READING TEXT ::
Oracle Scratchpad

November 25, 2007

gather_plan_statistics

Filed under: Performance,Statspack,Troubleshooting — Jonathan Lewis @ 7:27 pm GMT Nov 25,2007

I wrote an article some time ago about how 10g gave you a very convenient way to capture run-time information about the work done by a query if you added the /*+ gather_plan_statistics */ hint to your SQL. At the time I pointed out that using this hint could make some queries use a lot more CPU, as they might spend more time collecting the information than they spent doing the actual work of the query.

I was reading through a statspack report recently when it suddenly crossed my mind that in 10g statspack has added O/S statistics to the report – so it might be quite nice to get a rough idea of where all the extra CPU went.

So I ran a little test – using my killer “old connect by” query that you can find in one of my “hit ratio” papers, and wrapped session level statspack snapshots around the outside. The results were interesting:

Baseline – query run time 22.28 seconds:

OS Statistics  DB/Inst: D10G/d10g  Snaps: 86-87
-> ordered by statistic type (CPU use, Virtual Memory, Hardware Config), Name         

Statistic                                  Total
------------------------- ----------------------
BUSY_TIME                                  2,406
IDLE_TIME                                  9,288
SYS_TIME                                     112
USER_TIME                                  2,294

With /*+ gather_plan_statistics */ in place – query runtime 88.32 seconds

OS Statistics  DB/Inst: D10G/d10g  Snaps: 87-88
-> ordered by statistic type (CPU use, Virtual Memory, Hardware Config), Name         

Statistic                                  Total
------------------------- ----------------------
BUSY_TIME                                  8,932
IDLE_TIME                                 14,619
SYS_TIME                                   6,639
USER_TIME                                  2,293

As Greg Rahn pointed out to me in a private email when I posted the original article – the performance of the operating system “timer” function can make a big difference to the overhead

There is a tiny amount of room for error, but most of the 66 second increase is down to the operating system code, which rather confirms Greg’s point: the impact you suffer from this feature may be highly dependent on your operating system.

26 Comments »

  1. It will be interesting to repeat the same test with 11g.

    11g is supposed to speed up the timer functions significantly with the introduction of the VKTM (virtual keeper of time) process.

    Comment by Christo Kutrovsky — November 26, 2007 @ 3:57 pm GMT Nov 26,2007 | Reply

  2. Christo,
    Good question. I ran the same test on the same box on 11g. Time without collection 16 seconds, time with sampled collection 67 seconds – AWR report showed that the extra time was almost entirely SYS time.

WHAT THE TASK REQUIRES ::
Answer these about the blog post on gather_plan_statistics:
1. What was the query run time in the baseline test?
2. What was the query runtime with the hint in place?
3. On 11g, how long did the query take with sampled collection?

DATA SECTION ::
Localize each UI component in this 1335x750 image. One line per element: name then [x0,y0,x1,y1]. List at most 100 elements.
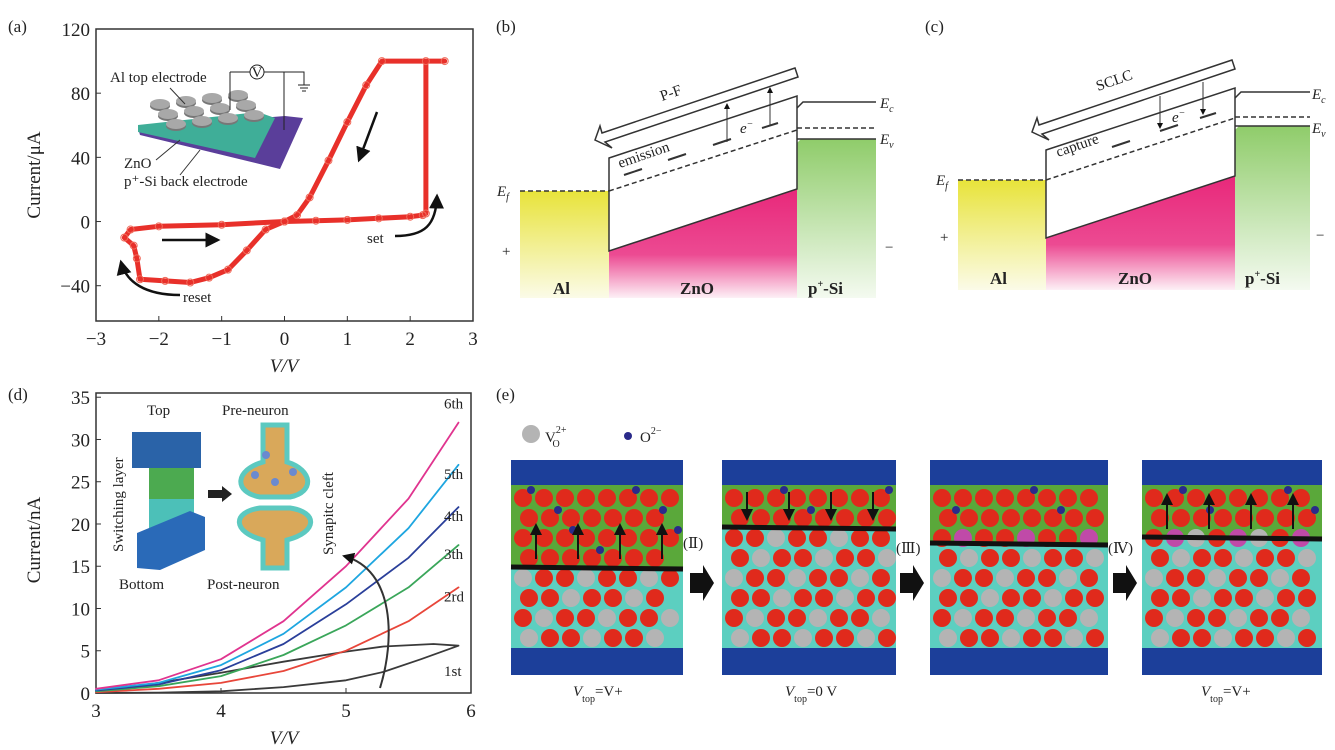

TASK OUTPUT ::
1. 22.28 seconds
2. 88.32 seconds
3. 67 seconds